● SHORT PROBLEM 1:
Answer these from the Fragments of Ice article:
(a) What is the film's running time?
(b) At which event was it released on 13 April 2024?
(c) What ensemble did the director's father skate with?
● SHORT PROBLEM 2: According to the Fragments of Ice article, why did film editor Viktor Onysko not finish his work on the film? Answer in one to three sentences.
● SHORT PROBLEM 3: Pick up the Fragments of Ice article after its final sentence and keep writing.

- Directed by: Maria Stoianova
- Written by: Maria Stoianova
- Produced by: Maksym Nakonechnyi Alina Gorlova
- Cinematography: Mykhailo Stoianov
- Edited by: Viktor Onýsko Maryna Maikovska
- Music by: Andrii Dehtiariov
- Production companies: TABOR production Indie Film
- Distributed by: Arthouse Traffic
- Release dates: 13 April 2024 (Visions du Réel); 26 September 2024 (Ukraine);
- Running time: 95 minutes
- Countries: Ukraine Norway
- Languages: Ukrainian Russian English

= Fragments of Ice =

Fragments of Ice (Фрагменти льоду) is a 2024 Ukrainian–Norwegian documentary film directed by Maria Stoianova. The film is dedicated to film editor Viktor Onysko, who was killed in 2022 during the Russo-Ukrainian war and did not live to complete work on the film. The film received several awards at the 21st Docudays UA International Human Rights Documentary Film Festival. The theatrical release in Ukraine is scheduled for 26 September 2024.

== Synopsis ==
The film is an essay documentary assembled from fragments of the unique family video archives of a figure skater from the Ukrainian ice ballet ensemble. His daughter, director Maria Stoianova, revisits recordings of her father’s foreign tours from the 1980s and 1990s, mixed with home movies, and shows the contrast between the idealised image of the West and the bleak Soviet reality. Through the prism of personal stories, the historical breaks of the collapse of the USSR and the restoration of Ukraine’s independence acquire new shades in this restrained exploration of resilience, identity and hope that continues into the present day.

● GIVEN RECORDS:
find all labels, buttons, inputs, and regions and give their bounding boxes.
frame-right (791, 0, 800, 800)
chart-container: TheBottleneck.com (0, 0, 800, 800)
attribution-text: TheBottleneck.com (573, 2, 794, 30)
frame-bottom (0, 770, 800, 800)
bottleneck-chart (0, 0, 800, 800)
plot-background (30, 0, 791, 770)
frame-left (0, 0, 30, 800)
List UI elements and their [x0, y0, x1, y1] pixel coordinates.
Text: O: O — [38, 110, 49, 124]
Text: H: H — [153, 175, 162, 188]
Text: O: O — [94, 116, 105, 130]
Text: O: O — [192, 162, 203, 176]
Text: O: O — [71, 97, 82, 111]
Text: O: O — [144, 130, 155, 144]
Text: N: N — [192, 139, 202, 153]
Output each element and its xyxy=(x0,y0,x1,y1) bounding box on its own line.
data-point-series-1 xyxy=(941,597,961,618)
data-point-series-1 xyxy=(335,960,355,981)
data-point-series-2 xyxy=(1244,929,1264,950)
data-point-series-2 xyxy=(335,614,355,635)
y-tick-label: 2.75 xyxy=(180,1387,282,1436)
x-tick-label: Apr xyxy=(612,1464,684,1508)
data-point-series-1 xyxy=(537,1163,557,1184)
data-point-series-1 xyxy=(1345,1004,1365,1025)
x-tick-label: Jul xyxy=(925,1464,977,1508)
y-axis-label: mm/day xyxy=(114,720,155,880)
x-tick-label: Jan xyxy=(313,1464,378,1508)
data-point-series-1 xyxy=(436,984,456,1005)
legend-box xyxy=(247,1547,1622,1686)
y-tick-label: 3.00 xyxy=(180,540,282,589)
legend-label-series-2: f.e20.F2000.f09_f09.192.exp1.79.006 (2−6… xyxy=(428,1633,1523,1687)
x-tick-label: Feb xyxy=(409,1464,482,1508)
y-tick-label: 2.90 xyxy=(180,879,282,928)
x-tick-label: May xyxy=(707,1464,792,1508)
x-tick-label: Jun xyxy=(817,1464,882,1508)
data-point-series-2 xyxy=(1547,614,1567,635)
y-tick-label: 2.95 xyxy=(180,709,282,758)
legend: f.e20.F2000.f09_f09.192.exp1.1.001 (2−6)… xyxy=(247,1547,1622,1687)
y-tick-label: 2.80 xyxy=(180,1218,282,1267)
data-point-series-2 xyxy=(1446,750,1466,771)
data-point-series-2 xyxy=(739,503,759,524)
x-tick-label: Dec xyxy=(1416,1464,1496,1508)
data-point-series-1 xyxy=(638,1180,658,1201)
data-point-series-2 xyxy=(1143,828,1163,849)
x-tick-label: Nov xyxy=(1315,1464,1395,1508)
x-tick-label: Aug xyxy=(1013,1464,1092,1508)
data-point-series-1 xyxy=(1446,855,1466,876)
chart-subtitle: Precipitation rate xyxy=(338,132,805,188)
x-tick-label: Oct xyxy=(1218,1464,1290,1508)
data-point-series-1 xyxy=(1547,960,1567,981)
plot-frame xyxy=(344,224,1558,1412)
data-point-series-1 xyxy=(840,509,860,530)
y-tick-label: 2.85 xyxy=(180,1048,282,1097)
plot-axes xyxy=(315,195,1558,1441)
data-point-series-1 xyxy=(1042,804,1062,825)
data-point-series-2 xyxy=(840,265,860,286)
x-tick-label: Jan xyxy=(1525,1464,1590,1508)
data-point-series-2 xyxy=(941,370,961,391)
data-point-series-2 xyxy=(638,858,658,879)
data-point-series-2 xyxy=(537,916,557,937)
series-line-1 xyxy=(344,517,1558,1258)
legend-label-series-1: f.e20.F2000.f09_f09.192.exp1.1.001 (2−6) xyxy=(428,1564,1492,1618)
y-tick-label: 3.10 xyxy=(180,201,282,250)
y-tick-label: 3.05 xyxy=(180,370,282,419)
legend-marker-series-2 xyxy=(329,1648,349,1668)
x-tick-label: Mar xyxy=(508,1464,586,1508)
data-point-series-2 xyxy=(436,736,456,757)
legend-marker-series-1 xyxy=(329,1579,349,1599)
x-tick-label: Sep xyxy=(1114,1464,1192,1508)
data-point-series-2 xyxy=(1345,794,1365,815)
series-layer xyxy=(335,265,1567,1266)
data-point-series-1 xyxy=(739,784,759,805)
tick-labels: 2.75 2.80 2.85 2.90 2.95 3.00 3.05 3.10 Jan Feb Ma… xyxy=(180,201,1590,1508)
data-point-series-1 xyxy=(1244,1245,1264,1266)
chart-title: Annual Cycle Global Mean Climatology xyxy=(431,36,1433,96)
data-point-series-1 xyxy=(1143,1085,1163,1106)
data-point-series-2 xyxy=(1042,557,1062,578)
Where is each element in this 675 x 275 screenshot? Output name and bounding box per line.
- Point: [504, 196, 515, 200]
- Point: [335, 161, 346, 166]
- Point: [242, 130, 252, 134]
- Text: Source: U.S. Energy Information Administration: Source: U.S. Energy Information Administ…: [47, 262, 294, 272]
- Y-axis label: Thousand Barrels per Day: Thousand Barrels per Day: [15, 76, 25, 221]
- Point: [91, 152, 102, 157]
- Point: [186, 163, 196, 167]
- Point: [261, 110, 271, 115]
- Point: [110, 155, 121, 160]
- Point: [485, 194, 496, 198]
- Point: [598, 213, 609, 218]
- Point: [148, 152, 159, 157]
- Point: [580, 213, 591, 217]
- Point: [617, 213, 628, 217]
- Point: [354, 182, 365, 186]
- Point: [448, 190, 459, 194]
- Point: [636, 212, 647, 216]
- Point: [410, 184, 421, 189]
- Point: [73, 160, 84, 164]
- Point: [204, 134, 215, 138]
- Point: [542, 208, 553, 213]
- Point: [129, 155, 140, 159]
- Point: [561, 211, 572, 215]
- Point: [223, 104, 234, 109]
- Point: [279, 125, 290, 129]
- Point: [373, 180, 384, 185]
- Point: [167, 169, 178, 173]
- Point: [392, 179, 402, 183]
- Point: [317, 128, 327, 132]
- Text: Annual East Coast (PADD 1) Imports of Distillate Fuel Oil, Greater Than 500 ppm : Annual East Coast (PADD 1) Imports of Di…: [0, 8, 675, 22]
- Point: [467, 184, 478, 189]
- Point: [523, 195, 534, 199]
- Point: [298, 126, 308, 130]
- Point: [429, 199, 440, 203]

● REPLY 1:
(a) 95 minutes.
(b) Visions du Réel.
(c) The Ukrainian ice ballet ensemble.

● REPLY 2: Viktor Onysko did not live to complete his work on the film because he was killed in 2022 during the Russo-Ukrainian war. The film is dedicated to him.

● REPLY 3:
== Production ==

=== Development and editing ===
Work on Fragments of Ice began in 2021. Stoianova set out to explore the “vision of paradise” that her parents and other residents of the Soviet Union had about the “Western world”, and how this vision changed along with the evolution of the socio‑political landscape.

By the start of the full‑scale Russian invasion in February 2022 the film was only half edited, and work on it stopped after editor Viktor Onysko was killed in December 2022. Editing was completed by Maryna Maikovska in 2023, and the finished film is dedicated to Onysko’s memory. The film was produced by TABOR production and Indie Film with Ukrainian and Norwegian participation.

== Crew ==
- Director: Maria Stoianova
- Writer: Maria Stoianova
- Composer: Andrii Dehtiariov
- Sound designer: Vasyl Yavtushenko
- Editors: Viktor Onysko, Maryna Maikovska
- Cinematography: Mykhailo Stoianov
- Producers: Maksym Nakonechnyi, Alina Gorlova

== Release ==

=== Festival premiere ===
The film had its world premiere on 13 April 2024 at the Swiss documentary film festival Visions du Réel in Nyon. A Ukrainian theatrical release is planned for 26 September 2024, with distribution handled by Arthouse Traffic.

== Awards ==
At the 21st Docudays UA International Human Rights Documentary Film Festival, Fragments of Ice received several awards:

- Critics’ Jury Award (International Competition)
- Students’ Jury Prize (main prize)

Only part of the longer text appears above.